_Directions:_
Repeat the records below exactly as they appear.

_Data to use:_
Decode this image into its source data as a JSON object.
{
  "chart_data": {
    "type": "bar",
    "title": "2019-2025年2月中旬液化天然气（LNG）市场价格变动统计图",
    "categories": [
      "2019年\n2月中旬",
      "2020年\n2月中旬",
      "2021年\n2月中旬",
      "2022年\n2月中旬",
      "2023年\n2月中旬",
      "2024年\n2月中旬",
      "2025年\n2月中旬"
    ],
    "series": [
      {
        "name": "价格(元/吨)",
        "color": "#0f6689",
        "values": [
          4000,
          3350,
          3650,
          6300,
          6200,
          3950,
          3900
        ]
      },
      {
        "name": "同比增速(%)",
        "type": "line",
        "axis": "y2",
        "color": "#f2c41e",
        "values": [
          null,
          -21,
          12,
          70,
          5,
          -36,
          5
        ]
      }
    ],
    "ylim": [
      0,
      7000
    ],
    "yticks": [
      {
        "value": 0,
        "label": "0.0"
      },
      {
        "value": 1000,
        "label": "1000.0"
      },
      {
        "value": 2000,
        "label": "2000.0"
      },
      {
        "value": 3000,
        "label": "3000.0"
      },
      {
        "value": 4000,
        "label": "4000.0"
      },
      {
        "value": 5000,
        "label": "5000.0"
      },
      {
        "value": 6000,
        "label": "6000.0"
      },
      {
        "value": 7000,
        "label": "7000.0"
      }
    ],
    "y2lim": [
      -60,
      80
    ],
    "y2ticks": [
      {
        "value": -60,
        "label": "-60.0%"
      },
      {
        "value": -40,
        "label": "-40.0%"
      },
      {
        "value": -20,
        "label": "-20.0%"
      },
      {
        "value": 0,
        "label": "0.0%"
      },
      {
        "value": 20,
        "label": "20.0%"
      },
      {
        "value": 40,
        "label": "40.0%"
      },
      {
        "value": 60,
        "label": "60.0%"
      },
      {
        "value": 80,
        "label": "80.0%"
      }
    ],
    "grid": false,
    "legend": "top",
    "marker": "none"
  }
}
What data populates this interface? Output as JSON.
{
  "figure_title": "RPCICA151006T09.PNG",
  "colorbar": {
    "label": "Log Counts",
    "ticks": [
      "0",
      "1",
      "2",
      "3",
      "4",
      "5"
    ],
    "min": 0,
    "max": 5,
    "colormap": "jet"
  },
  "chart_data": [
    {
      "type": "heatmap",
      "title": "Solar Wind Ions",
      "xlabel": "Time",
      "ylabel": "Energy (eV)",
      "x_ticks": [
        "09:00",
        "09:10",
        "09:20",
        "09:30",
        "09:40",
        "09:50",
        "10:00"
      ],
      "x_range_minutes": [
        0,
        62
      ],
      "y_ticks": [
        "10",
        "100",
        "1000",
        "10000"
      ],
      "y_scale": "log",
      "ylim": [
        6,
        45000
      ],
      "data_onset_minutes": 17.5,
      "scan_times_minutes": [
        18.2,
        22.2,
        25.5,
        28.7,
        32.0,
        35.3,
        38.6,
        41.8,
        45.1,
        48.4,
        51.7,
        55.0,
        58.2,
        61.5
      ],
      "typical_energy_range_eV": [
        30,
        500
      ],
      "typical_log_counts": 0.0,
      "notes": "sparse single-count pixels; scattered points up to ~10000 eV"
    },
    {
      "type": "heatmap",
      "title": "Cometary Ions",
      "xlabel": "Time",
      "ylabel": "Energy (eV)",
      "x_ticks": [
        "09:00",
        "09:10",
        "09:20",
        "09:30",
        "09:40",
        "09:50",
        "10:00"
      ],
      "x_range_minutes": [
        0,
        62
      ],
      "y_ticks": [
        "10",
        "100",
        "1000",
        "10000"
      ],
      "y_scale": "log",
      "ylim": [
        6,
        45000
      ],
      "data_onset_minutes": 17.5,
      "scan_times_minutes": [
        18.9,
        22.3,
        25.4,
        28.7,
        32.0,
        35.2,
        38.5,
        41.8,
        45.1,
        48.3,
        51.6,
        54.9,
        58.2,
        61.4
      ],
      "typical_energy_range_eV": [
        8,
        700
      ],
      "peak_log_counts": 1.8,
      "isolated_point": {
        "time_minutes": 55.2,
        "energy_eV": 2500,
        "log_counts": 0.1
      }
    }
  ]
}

_Solution to this task:_
Decode this image into its source data as a JSON object.
{
  "chart_data": {
    "type": "bar",
    "title": "2019-2025年2月中旬液化天然气（LNG）市场价格变动统计图",
    "categories": [
      "2019年\n2月中旬",
      "2020年\n2月中旬",
      "2021年\n2月中旬",
      "2022年\n2月中旬",
      "2023年\n2月中旬",
      "2024年\n2月中旬",
      "2025年\n2月中旬"
    ],
    "series": [
      {
        "name": "价格(元/吨)",
        "color": "#0f6689",
        "values": [
          4000,
          3350,
          3650,
          6300,
          6200,
          3950,
          3900
        ]
      },
      {
        "name": "同比增速(%)",
        "type": "line",
        "axis": "y2",
        "color": "#f2c41e",
        "values": [
          null,
          -21,
          12,
          70,
          5,
          -36,
          5
        ]
      }
    ],
    "ylim": [
      0,
      7000
    ],
    "yticks": [
      {
        "value": 0,
        "label": "0.0"
      },
      {
        "value": 1000,
        "label": "1000.0"
      },
      {
        "value": 2000,
        "label": "2000.0"
      },
      {
        "value": 3000,
        "label": "3000.0"
      },
      {
        "value": 4000,
        "label": "4000.0"
      },
      {
        "value": 5000,
        "label": "5000.0"
      },
      {
        "value": 6000,
        "label": "6000.0"
      },
      {
        "value": 7000,
        "label": "7000.0"
      }
    ],
    "y2lim": [
      -60,
      80
    ],
    "y2ticks": [
      {
        "value": -60,
        "label": "-60.0%"
      },
      {
        "value": -40,
        "label": "-40.0%"
      },
      {
        "value": -20,
        "label": "-20.0%"
      },
      {
        "value": 0,
        "label": "0.0%"
      },
      {
        "value": 20,
        "label": "20.0%"
      },
      {
        "value": 40,
        "label": "40.0%"
      },
      {
        "value": 60,
        "label": "60.0%"
      },
      {
        "value": 80,
        "label": "80.0%"
      }
    ],
    "grid": false,
    "legend": "top",
    "marker": "none"
  }
}
What data populates this interface? Output as JSON.
{
  "figure_title": "RPCICA151006T09.PNG",
  "colorbar": {
    "label": "Log Counts",
    "ticks": [
      "0",
      "1",
      "2",
      "3",
      "4",
      "5"
    ],
    "min": 0,
    "max": 5,
    "colormap": "jet"
  },
  "chart_data": [
    {
      "type": "heatmap",
      "title": "Solar Wind Ions",
      "xlabel": "Time",
      "ylabel": "Energy (eV)",
      "x_ticks": [
        "09:00",
        "09:10",
        "09:20",
        "09:30",
        "09:40",
        "09:50",
        "10:00"
      ],
      "x_range_minutes": [
        0,
        62
      ],
      "y_ticks": [
        "10",
        "100",
        "1000",
        "10000"
      ],
      "y_scale": "log",
      "ylim": [
        6,
        45000
      ],
      "data_onset_minutes": 17.5,
      "scan_times_minutes": [
        18.2,
        22.2,
        25.5,
        28.7,
        32.0,
        35.3,
        38.6,
        41.8,
        45.1,
        48.4,
        51.7,
        55.0,
        58.2,
        61.5
      ],
      "typical_energy_range_eV": [
        30,
        500
      ],
      "typical_log_counts": 0.0,
      "notes": "sparse single-count pixels; scattered points up to ~10000 eV"
    },
    {
      "type": "heatmap",
      "title": "Cometary Ions",
      "xlabel": "Time",
      "ylabel": "Energy (eV)",
      "x_ticks": [
        "09:00",
        "09:10",
        "09:20",
        "09:30",
        "09:40",
        "09:50",
        "10:00"
      ],
      "x_range_minutes": [
        0,
        62
      ],
      "y_ticks": [
        "10",
        "100",
        "1000",
        "10000"
      ],
      "y_scale": "log",
      "ylim": [
        6,
        45000
      ],
      "data_onset_minutes": 17.5,
      "scan_times_minutes": [
        18.9,
        22.3,
        25.4,
        28.7,
        32.0,
        35.2,
        38.5,
        41.8,
        45.1,
        48.3,
        51.6,
        54.9,
        58.2,
        61.4
      ],
      "typical_energy_range_eV": [
        8,
        700
      ],
      "peak_log_counts": 1.8,
      "isolated_point": {
        "time_minutes": 55.2,
        "energy_eV": 2500,
        "log_counts": 0.1
      }
    }
  ]
}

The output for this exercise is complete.